2.3. The Client shall retain duplicate copies of all Materials
and insure against their accidental loss or damage. All Materials
shall be at the sole risk of the Client from the time of delivery
to the Client.
2.4. Balance Creative Limited may alter the Contract and these Terms
at any time if necessary to comply with any relevant safety
or other statutory requirements, or which do not materially
affect the nature or quality of the Service.
3. Payment
3.1. Subject to any special terms agreed in the Contract, the
Client shall pay the Charges.
3.2. The Charges may be varied by Balance Creative Limited from time
to time on reasonable notice to the Client.
3.3. Balance Creative Limited will invoice the Client monthly following
the end of each calendar month in which the Service is provided
or on completion of the Agreed Service
3.4. Balance Creative Limited shall be paid by the Client without any
set off deduction or counter-claim within 28 days of the date
on Balance Creative Limited’s invoice.
3.5. Balance Creative Limited may charge interest on any outstanding
amount at the rate of 8 % above the Bank of Englands base rate
from the due date until the outstanding amount is paid in full.
3.6 Cheques returned unpaid due to insufficient funds will
be assessed a service charge of £30. If an account remains
unpaid after forty business days of the date of invoice Balance Creative Limited will commence legal proceedings to recover the debt.
The Client will be held liable for all costs incurred by Balance Creative Limited in recovering the debt.
4. Ownership
Balance Creative Limited makes no representations that design of any
media for the client infringes upon any trademarks, trade
names, service marks or other proprietary rights owned by
a third party. The Client shall not hold Balance Creative Limited
liable for any damages, injuries or losses incurred by the
Client as a result of any action instituted by a third party.
4.2 The Client must obtain permission for Balance Creative Limited
to use any material that is the copyright of a third party.
Furthermore, the Client represents to Balance Creative Limited and
unconditionally guarantees:
4.2.1 that any elements of text, graphics, photos, designs,
trademarks, or other artwork furnished to Balance Creative Limited
for inclusion in the design project are owned by the Client,
or that the Client has permission from the rightful owner to
use each of these elements;
4.2.2 that icons, company names, and other information, which
the Client prescribes to be used for the design project, will
not:
4.2.2.1 violate any international, national or local law or
regulations;
4.2.2.2 in any way violate or infringe upon any party’s
privacy right, right of publicity, or any other right of any
person or entity;
4.2.2.3 contain any material, which is unlawful, harmful, abusive,
hateful, obscene, racist, threatening, libellous or defamatory.
4.3 Copyright to the finished design project is owned by Balance Creative Limited. Upon final payment of this Contract, the client is
assigned rights to use the design, graphics, and text contained
in the project (which is defined in the Design Agreement) .
Rights to photos, graphics, source code, work-up files and
computer programs are specifically not transferred to the Client
and remain the property of their respective owners. Balance Creative Limited retains the right to display graphics/ Web design
elements as examples of work in Balance Creative Limited’s respective
portfolios.

▸ **Request 1**
According to the contract terms, on what grounds may Balance Creative Limited alter the Contract and these Terms? Answer in one to three sentences.
▸ **Request 2**
Under the contract terms, within how many days of the invoice date must the Client pay Balance Creative Limited?
▸ **Request 3**
Extend the contract terms, starting after their final sentence.
The data that follows has no connection to the contract terms.

▸ **Provided records**

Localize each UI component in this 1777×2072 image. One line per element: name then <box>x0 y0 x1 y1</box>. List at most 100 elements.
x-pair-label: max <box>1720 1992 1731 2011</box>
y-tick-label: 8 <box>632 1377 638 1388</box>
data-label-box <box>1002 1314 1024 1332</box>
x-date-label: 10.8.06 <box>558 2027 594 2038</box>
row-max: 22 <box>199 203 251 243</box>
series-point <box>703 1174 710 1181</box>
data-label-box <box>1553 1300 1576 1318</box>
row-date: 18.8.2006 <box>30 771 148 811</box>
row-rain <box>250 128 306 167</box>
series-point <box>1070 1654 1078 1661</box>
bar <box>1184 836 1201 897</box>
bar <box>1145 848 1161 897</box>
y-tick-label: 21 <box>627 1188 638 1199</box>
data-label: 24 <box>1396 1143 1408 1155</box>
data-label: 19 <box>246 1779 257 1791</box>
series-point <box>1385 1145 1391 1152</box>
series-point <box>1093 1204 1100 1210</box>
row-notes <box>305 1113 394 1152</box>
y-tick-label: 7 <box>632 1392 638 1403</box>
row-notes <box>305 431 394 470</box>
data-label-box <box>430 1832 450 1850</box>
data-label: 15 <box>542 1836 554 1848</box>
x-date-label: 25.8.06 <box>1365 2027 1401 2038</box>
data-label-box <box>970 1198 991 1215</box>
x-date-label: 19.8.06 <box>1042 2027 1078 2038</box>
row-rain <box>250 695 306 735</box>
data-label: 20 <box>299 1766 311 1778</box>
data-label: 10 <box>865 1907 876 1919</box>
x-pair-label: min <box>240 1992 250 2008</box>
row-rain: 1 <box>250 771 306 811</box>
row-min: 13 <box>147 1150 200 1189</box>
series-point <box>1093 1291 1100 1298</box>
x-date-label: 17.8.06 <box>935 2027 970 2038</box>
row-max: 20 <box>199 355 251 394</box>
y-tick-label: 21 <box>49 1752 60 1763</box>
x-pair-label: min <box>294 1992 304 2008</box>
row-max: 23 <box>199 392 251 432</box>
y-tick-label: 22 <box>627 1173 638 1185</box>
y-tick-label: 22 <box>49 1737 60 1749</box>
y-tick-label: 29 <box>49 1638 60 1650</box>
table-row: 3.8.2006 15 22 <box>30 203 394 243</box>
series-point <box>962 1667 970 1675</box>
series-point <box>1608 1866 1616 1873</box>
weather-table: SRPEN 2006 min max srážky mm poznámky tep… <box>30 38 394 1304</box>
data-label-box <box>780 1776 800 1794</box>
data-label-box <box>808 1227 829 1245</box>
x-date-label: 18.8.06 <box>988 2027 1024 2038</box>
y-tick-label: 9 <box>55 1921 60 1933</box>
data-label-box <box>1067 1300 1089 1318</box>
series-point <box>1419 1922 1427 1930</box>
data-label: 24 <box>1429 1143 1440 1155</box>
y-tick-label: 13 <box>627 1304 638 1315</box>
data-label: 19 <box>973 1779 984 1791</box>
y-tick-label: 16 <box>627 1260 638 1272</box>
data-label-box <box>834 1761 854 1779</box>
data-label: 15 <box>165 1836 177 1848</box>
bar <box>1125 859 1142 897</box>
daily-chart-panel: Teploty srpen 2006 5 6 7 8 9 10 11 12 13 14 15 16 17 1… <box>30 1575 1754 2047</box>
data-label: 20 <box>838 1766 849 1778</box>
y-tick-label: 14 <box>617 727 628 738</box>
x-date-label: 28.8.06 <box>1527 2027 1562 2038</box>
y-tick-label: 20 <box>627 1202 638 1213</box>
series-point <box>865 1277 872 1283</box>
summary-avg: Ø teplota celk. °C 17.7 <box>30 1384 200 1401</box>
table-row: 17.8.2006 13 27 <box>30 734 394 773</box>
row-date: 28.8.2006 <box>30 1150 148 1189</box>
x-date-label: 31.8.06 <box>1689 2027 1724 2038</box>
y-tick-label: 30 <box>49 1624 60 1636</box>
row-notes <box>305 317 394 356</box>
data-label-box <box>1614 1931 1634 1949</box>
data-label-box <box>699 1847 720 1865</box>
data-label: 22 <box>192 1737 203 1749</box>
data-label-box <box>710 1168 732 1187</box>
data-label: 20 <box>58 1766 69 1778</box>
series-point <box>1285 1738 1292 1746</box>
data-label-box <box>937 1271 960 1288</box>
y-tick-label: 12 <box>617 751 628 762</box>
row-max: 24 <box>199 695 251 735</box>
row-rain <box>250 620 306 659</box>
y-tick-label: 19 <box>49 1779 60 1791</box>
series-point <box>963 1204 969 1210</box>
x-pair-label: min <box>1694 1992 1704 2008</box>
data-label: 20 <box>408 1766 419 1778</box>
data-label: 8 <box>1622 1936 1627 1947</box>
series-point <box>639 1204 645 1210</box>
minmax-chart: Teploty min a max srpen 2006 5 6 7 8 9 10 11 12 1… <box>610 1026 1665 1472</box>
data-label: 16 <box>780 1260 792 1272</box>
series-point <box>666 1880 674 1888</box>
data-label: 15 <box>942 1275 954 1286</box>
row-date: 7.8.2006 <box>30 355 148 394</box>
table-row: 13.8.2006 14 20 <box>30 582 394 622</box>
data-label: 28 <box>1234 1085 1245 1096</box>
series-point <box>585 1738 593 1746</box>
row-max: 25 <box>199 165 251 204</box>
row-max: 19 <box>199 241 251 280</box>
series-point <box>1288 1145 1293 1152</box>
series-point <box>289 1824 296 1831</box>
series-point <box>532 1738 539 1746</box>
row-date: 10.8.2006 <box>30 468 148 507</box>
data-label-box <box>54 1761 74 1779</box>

▸ **Task result 1**
Balance Creative Limited may alter them at any time when this is necessary to comply with any relevant safety or other statutory requirements. It may also make changes that do not materially affect the nature or quality of the Service.

▸ **Task result 2**
Within 28 days of the date on the invoice.

▸ **Task result 3**
5.Warranties and Liability
5.1. Balance Creative Limited warrants that the Service will be provided
using reasonable care and skill and, as far as reasonably
possible, in accordance with the Contract.
5.2. Subject as expressly provided in these Terms all warranties,
conditions or other terms implied by statute or common law
are excluded to the fullest extent permitted by law and Balance Creative Limited shall not be liable to the Client for any indirect,
special or consequential loss or damage (whether for loss of
profit or otherwise), costs, expenses or other claims for compensation
whatsoever (whether caused by the negligence of Balance Creative Limited,
its employees or agents or otherwise) whether arising out of
or in connection with the supply of the Service.
5.3. Not withstanding clause [5.2], the entire liability of
Balance Creative Limited under or in connection with any contract shall
not exceed the total charges payable, provided that nothing
in the Terms shall exclude or limit Balance Creative Limited liability
for death or personal injury caused due to its negligence.
5.4. Balance Creative Limited shall not be liable to the Client or
in breach of contract if Balance Creative Limited delays in performing,
or fails to perform, any of its obligations to the Client,
if that delay or failure was beyond Balance Creative Limited’s
reasonable control.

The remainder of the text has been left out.